● Your instructions: For every line in the records that has the word "name", make a copy.

Data entries:
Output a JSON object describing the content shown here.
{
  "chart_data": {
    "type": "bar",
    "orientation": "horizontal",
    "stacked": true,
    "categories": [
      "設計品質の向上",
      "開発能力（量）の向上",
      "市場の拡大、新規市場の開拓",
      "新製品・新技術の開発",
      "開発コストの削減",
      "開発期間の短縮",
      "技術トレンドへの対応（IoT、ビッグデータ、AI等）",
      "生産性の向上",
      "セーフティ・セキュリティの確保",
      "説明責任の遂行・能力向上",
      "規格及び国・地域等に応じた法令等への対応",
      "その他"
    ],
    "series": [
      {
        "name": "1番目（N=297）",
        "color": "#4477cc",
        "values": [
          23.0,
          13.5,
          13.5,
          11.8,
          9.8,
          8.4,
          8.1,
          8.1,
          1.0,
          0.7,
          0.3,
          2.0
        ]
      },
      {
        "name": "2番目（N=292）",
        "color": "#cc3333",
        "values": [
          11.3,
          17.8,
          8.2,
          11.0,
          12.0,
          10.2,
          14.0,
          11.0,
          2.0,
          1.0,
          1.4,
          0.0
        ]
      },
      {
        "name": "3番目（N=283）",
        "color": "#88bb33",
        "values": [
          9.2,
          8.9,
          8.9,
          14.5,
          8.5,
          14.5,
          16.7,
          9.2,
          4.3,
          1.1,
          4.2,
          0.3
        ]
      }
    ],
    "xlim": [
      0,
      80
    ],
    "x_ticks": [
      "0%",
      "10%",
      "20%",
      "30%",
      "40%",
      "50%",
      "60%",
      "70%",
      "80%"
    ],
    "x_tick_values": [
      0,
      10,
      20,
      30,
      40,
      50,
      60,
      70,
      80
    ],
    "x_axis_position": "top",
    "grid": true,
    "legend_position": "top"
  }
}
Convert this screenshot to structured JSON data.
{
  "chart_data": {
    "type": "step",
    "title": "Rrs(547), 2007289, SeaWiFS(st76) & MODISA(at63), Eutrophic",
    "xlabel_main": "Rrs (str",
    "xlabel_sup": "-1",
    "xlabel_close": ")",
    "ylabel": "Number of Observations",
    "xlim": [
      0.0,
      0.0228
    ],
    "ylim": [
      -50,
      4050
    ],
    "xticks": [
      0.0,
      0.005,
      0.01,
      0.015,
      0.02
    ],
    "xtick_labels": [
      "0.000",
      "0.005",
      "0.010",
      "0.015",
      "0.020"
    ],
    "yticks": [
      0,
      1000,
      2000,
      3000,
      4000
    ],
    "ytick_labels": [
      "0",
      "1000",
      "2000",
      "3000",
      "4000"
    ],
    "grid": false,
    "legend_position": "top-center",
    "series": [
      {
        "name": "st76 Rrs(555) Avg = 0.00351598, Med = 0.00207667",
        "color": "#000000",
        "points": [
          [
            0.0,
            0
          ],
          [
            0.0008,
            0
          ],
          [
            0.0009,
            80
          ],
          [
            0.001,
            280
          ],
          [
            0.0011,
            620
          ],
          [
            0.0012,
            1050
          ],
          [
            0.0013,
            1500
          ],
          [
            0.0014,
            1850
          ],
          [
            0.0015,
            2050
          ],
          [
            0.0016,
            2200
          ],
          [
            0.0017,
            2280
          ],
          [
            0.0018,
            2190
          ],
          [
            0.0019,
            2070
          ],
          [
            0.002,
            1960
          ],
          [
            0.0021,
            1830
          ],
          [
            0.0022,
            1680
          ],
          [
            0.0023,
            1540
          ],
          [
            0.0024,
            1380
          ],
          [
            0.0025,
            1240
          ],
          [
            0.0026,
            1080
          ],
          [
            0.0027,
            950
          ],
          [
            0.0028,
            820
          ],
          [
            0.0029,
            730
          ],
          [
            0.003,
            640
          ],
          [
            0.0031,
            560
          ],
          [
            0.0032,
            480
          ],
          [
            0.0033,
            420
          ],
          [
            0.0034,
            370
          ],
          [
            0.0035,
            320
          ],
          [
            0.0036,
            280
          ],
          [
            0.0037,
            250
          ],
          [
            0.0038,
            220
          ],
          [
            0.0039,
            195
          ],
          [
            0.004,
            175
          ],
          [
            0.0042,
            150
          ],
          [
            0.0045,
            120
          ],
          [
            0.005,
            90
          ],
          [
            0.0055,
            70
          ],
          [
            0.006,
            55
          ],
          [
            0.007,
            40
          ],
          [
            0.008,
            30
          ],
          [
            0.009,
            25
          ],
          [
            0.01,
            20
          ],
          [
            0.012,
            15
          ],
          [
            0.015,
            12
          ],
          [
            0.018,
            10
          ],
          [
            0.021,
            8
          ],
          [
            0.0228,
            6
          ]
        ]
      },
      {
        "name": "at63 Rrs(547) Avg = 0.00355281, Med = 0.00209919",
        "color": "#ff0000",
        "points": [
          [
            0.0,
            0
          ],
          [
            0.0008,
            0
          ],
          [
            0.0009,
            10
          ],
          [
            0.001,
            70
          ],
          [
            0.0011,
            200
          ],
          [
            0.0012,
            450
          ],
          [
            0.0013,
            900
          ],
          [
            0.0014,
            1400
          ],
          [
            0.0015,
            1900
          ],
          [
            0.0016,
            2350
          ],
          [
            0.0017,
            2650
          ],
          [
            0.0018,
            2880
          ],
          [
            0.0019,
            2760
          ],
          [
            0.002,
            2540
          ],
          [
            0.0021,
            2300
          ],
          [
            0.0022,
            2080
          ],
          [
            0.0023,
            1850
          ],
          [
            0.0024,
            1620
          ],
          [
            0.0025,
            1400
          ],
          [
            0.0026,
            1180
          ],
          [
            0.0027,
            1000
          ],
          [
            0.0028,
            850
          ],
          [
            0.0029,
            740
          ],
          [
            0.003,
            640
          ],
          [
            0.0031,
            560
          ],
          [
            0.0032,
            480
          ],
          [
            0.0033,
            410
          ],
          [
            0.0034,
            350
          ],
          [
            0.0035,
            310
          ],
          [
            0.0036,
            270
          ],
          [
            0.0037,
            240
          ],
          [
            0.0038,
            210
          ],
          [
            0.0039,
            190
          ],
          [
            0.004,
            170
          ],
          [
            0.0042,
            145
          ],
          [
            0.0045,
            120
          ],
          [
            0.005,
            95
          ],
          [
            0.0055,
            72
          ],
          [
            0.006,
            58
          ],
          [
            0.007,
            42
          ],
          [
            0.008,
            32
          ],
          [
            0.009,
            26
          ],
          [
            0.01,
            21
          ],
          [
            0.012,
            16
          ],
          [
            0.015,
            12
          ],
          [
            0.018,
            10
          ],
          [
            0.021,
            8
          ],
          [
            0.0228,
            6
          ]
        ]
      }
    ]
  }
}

● Task answer:
        "name": "1番目（N=297）",
        "name": "2番目（N=292）",
        "name": "3番目（N=283）",
        "name": "st76 Rrs(555) Avg = 0.00351598, Med = 0.00207667",
        "name": "at63 Rrs(547) Avg = 0.00355281, Med = 0.00209919",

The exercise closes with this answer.